**Task prompt**
Copy each line below that contains "Pattern".

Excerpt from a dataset
________

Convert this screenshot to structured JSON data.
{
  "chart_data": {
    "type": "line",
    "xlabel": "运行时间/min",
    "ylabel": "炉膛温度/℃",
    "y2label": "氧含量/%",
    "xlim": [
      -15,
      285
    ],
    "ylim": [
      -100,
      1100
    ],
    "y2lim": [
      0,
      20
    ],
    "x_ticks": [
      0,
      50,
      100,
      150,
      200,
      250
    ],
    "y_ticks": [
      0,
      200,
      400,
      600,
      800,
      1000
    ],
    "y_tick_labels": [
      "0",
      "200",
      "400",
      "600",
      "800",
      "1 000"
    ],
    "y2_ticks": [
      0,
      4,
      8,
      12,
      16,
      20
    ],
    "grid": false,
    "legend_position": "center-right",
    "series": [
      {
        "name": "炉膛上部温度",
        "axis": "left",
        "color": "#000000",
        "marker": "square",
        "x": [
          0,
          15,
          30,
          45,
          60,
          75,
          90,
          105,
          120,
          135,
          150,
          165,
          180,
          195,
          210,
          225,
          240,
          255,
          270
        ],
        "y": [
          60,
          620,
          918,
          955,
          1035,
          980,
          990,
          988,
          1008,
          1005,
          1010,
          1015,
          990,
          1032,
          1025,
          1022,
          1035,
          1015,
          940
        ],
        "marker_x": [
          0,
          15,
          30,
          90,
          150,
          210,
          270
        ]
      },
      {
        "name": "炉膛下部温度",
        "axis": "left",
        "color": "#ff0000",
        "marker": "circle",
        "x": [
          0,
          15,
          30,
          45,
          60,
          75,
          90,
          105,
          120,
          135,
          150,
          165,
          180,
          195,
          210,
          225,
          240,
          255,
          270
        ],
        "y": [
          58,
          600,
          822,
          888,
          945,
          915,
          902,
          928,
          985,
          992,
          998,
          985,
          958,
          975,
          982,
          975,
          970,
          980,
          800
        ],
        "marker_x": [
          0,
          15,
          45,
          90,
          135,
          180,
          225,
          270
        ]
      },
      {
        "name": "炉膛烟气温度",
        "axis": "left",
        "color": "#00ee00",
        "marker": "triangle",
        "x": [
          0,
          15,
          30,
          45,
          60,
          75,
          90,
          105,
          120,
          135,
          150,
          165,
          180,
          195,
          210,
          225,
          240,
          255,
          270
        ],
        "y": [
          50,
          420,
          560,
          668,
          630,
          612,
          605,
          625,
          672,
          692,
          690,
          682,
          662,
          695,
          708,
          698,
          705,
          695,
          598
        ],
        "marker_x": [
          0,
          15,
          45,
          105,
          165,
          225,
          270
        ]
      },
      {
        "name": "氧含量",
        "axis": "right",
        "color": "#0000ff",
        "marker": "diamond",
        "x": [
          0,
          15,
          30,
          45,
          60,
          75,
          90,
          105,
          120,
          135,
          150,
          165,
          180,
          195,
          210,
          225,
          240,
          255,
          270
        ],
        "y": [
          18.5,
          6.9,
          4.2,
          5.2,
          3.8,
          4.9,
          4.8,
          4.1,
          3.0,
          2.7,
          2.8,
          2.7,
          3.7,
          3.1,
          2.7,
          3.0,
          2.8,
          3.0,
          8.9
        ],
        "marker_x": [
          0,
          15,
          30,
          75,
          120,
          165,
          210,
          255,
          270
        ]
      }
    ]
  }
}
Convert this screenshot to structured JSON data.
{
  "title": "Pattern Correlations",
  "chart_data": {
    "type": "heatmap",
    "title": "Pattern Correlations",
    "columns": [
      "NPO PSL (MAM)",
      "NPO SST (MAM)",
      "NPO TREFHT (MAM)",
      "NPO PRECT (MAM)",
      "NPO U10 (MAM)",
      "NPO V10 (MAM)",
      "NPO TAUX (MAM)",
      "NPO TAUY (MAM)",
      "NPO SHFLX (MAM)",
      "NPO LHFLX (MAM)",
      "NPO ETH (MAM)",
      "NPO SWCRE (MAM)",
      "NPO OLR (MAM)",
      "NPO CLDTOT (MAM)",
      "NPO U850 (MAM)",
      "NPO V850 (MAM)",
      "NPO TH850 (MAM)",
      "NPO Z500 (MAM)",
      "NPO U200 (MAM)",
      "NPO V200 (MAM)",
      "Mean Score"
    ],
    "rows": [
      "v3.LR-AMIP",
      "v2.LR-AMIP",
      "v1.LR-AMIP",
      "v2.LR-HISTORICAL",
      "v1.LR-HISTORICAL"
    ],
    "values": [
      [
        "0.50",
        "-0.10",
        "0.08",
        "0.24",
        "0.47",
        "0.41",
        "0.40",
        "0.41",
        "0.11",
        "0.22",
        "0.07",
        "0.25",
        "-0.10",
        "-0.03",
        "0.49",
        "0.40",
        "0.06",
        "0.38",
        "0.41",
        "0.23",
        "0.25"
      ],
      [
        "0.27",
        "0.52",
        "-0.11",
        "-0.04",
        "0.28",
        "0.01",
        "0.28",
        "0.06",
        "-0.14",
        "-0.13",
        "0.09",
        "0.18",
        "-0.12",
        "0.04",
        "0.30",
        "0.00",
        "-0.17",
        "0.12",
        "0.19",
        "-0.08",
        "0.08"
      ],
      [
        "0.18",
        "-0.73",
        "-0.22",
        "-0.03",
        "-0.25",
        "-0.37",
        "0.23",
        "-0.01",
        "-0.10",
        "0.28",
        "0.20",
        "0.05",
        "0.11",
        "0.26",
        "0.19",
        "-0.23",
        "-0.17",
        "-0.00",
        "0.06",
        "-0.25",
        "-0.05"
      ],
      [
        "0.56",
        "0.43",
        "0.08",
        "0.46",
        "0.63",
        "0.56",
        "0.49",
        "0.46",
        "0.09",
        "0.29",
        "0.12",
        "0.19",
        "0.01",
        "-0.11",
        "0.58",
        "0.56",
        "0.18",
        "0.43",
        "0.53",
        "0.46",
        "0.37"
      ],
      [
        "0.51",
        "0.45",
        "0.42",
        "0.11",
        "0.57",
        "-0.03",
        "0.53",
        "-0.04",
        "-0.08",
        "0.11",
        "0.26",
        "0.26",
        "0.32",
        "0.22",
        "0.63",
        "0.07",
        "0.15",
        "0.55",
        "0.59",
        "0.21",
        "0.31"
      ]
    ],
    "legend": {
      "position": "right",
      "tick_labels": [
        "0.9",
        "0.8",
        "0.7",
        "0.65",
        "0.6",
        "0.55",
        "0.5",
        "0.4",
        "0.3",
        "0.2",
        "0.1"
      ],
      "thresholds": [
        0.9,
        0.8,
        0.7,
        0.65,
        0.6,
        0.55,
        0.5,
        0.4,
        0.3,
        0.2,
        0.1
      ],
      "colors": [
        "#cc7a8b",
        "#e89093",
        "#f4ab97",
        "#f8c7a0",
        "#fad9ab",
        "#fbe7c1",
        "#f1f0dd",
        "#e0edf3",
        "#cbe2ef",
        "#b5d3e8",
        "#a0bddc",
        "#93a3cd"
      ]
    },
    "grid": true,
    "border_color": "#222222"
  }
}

________

**Complete output**
  "title": "Pattern Correlations",
    "title": "Pattern Correlations",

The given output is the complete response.